Directive ▸
Note each line of the listing that contains the string "loss", and copy it.

Supplied entries ▸
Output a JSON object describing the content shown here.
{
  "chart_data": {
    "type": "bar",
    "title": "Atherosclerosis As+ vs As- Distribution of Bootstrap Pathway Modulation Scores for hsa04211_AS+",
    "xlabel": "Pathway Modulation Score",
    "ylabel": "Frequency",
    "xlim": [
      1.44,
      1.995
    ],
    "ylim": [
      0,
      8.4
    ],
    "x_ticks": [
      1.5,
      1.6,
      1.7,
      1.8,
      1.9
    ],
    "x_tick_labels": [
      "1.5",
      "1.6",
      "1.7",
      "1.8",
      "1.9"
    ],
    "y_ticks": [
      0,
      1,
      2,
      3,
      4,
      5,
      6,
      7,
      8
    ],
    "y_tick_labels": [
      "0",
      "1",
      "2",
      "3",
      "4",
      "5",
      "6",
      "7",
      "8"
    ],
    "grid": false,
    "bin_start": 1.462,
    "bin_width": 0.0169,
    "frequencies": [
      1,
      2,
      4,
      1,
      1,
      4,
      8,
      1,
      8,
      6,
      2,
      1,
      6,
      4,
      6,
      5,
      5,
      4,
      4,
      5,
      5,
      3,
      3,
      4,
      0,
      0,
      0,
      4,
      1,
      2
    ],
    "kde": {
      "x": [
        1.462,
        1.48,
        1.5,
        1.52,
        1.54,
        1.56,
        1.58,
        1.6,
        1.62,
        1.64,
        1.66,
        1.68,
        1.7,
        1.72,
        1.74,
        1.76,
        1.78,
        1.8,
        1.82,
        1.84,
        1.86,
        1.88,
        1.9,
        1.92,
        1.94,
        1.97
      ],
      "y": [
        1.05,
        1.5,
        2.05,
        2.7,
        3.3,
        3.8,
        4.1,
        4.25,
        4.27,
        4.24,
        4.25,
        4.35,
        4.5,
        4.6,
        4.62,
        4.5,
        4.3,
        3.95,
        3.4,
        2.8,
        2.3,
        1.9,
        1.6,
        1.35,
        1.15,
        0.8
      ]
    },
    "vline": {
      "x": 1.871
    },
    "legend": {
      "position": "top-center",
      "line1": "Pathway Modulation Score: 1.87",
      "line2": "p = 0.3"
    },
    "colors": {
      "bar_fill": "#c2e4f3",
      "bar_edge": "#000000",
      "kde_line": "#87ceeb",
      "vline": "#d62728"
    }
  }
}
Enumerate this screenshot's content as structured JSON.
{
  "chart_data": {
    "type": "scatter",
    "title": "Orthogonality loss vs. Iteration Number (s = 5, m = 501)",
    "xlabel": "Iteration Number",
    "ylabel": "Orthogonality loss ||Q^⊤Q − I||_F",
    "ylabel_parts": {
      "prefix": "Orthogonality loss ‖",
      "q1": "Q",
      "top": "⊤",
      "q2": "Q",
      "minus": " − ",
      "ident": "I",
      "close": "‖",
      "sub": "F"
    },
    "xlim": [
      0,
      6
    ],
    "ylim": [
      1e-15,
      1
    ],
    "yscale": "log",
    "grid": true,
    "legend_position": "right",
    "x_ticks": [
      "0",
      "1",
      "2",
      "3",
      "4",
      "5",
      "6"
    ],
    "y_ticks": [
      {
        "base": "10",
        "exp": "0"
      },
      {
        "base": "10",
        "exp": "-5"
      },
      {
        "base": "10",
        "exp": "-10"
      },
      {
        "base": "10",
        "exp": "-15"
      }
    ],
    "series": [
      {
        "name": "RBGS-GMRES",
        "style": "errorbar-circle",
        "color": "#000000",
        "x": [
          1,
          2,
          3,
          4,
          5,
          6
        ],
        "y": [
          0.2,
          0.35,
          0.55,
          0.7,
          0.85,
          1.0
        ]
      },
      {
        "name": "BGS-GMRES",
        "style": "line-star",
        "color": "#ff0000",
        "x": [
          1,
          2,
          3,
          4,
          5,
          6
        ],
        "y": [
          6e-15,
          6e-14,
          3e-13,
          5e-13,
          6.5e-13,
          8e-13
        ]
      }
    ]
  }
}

Solution ▸
    "title": "Orthogonality loss vs. Iteration Number (s = 5, m = 501)",
    "ylabel": "Orthogonality loss ||Q^⊤Q − I||_F",
      "prefix": "Orthogonality loss ‖",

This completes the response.